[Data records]
Start

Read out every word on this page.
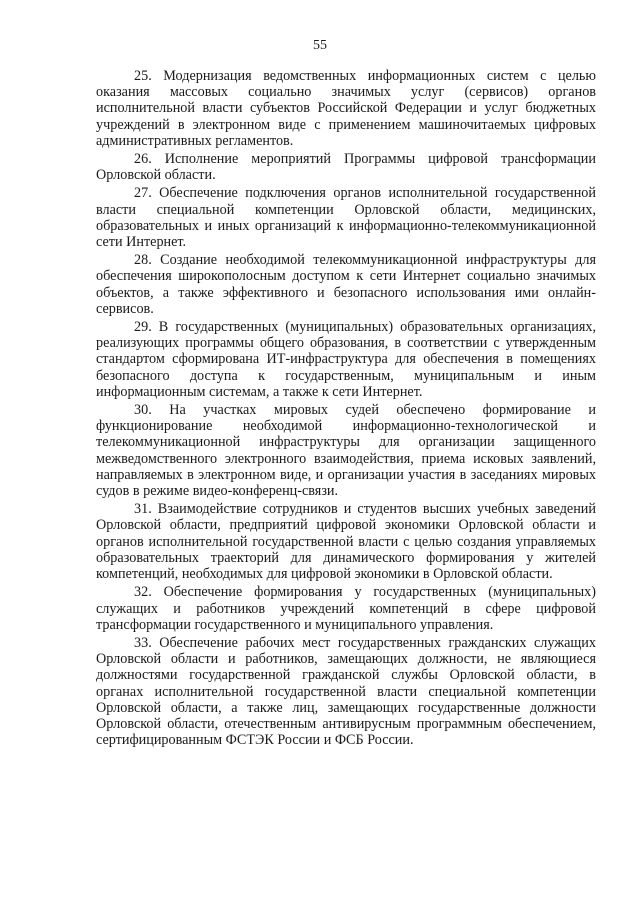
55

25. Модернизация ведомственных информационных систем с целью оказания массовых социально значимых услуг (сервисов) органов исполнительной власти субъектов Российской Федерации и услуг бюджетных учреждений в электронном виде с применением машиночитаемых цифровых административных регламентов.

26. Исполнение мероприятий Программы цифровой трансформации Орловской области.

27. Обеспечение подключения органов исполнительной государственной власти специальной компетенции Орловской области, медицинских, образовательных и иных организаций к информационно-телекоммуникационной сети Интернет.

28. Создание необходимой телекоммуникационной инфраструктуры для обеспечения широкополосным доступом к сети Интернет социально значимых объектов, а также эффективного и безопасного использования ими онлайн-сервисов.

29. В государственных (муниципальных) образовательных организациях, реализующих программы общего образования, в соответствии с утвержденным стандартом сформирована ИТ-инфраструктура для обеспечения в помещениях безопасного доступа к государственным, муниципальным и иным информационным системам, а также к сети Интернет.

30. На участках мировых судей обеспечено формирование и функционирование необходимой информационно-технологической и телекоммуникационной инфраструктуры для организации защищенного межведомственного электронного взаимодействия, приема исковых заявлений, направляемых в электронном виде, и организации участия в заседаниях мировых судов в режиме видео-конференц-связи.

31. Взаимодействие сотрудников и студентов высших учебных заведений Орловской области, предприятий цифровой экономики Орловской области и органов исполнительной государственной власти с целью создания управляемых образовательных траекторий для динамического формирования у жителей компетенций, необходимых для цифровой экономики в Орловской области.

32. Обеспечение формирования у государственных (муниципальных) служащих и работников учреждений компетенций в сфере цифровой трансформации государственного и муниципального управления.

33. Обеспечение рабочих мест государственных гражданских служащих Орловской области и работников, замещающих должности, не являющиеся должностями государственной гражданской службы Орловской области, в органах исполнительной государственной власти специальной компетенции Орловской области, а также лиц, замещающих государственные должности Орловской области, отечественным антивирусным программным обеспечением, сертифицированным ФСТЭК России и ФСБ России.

End

[THE EXERCISE]:
Pick out the lines that contain "трансформации" and copy them.

[RESULT OF THE TASK]:
26. Исполнение мероприятий Программы цифровой трансформации Орловской области.
32. Обеспечение формирования у государственных (муниципальных) служащих и работников учреждений компетенций в сфере цифровой трансформации государственного и муниципального управления.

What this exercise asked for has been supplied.